**Directive**
Present the data from its first line through the line containing "784, 739, 833]" as a Markdown table with the columns Index and Entry, numbering each line and omitting blank lines.

**Given entries**
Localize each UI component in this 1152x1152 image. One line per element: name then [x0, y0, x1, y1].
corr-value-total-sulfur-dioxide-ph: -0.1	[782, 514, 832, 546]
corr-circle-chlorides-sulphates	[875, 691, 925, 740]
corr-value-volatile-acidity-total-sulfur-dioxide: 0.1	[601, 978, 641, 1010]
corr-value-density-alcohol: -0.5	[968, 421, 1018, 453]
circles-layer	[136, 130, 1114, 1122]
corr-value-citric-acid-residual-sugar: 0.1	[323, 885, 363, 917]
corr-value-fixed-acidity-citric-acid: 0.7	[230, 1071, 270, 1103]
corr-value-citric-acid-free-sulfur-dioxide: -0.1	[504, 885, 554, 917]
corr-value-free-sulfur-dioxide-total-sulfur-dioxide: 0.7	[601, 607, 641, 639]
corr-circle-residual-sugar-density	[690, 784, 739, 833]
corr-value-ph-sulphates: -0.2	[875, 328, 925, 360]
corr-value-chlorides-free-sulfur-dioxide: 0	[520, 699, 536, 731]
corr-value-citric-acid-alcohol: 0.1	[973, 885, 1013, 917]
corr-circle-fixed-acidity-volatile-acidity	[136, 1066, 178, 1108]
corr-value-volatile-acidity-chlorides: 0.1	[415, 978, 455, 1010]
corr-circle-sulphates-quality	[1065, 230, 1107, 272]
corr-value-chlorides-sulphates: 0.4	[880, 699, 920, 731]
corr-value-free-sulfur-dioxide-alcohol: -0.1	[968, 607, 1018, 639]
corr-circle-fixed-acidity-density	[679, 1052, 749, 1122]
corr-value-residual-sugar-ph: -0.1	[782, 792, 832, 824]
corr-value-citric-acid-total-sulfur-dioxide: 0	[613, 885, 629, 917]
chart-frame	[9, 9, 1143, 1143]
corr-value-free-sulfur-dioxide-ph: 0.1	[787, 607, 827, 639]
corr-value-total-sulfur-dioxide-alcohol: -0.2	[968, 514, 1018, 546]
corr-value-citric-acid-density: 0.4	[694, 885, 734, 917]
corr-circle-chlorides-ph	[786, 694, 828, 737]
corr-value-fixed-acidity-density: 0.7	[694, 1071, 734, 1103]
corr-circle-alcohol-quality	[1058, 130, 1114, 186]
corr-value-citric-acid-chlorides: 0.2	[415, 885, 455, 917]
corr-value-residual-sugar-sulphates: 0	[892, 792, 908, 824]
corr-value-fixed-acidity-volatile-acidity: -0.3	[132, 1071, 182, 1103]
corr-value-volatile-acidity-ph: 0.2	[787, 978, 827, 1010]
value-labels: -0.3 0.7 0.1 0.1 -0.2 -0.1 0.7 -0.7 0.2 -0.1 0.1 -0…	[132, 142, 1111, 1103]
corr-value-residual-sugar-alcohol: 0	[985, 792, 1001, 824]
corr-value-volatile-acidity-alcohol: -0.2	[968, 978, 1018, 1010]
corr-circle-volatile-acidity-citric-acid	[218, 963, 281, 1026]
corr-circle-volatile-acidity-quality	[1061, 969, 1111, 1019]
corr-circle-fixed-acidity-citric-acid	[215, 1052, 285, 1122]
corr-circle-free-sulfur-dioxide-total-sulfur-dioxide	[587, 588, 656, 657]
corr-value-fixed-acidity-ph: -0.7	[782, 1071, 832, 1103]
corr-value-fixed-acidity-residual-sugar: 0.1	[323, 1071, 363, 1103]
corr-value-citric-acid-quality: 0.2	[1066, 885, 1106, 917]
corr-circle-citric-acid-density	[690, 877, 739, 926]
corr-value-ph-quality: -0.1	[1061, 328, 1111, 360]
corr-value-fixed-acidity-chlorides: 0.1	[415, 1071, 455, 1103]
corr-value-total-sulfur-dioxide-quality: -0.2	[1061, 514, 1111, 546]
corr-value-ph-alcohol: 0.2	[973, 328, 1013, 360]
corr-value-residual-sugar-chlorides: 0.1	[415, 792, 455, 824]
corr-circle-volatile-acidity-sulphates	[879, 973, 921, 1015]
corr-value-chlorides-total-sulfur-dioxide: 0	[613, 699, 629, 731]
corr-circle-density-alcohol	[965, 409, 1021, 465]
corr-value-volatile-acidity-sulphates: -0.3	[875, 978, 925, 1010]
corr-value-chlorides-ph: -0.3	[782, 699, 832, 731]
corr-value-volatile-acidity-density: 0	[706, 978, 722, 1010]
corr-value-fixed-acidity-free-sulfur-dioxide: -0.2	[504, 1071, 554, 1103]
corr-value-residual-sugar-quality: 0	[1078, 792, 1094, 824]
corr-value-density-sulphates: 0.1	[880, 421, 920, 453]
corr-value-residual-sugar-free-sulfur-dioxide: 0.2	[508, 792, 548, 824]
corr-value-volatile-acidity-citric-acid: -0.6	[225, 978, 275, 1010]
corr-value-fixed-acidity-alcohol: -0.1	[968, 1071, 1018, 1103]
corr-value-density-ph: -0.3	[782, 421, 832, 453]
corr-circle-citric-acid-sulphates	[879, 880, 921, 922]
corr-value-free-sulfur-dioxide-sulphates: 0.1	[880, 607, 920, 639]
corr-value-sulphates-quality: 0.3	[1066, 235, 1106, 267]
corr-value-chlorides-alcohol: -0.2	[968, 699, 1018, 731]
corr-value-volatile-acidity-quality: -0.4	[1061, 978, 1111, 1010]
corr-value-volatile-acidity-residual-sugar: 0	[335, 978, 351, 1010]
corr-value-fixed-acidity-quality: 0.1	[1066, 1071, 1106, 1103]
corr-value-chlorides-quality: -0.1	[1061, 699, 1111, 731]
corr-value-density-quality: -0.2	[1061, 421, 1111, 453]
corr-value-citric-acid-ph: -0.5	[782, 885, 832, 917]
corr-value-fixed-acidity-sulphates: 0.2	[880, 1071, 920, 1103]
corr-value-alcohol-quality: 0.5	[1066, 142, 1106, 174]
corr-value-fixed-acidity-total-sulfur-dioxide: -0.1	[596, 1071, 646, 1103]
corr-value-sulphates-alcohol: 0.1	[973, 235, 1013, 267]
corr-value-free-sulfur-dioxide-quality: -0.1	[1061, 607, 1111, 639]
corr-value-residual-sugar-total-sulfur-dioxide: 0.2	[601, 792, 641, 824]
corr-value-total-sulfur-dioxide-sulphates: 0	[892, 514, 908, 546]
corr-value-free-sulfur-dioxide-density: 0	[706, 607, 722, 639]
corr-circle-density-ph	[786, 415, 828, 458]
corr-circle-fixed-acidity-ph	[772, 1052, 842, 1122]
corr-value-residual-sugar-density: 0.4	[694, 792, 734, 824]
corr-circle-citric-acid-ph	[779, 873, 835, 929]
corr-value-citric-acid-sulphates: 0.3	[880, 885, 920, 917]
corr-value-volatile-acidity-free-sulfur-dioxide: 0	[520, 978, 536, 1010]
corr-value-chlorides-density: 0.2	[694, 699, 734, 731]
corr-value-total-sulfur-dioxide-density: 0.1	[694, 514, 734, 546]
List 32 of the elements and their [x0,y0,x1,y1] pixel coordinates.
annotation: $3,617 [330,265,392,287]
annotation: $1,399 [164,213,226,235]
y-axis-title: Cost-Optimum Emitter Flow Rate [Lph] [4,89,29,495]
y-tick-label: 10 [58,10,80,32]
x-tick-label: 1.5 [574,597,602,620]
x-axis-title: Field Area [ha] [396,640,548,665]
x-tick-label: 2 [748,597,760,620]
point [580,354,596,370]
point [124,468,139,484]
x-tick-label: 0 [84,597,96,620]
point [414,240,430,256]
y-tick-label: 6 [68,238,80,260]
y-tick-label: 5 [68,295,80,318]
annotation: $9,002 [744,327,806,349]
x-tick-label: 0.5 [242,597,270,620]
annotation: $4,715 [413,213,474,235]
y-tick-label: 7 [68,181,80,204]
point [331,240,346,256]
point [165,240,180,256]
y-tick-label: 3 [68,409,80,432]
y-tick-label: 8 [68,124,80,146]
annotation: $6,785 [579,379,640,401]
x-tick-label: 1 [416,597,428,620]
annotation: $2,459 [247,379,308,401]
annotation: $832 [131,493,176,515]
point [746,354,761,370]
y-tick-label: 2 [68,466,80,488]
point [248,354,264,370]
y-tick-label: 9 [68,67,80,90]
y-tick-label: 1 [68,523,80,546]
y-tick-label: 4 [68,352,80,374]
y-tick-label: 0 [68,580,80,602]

**Solution**
| Index | Entry |
|---|---|
| 1 | Localize each UI component in this 1152x1152 image. One line per element: name then [x0, y0, x1, y1]. |
| 2 | corr-value-total-sulfur-dioxide-ph: -0.1	[782, 514, 832, 546] |
| 3 | corr-circle-chlorides-sulphates	[875, 691, 925, 740] |
| 4 | corr-value-volatile-acidity-total-sulfur-dioxide: 0.1	[601, 978, 641, 1010] |
| 5 | corr-value-density-alcohol: -0.5	[968, 421, 1018, 453] |
| 6 | circles-layer	[136, 130, 1114, 1122] |
| 7 | corr-value-citric-acid-residual-sugar: 0.1	[323, 885, 363, 917] |
| 8 | corr-value-fixed-acidity-citric-acid: 0.7	[230, 1071, 270, 1103] |
| 9 | corr-value-citric-acid-free-sulfur-dioxide: -0.1	[504, 885, 554, 917] |
| 10 | corr-value-free-sulfur-dioxide-total-sulfur-dioxide: 0.7	[601, 607, 641, 639] |
| 11 | corr-circle-residual-sugar-density	[690, 784, 739, 833] |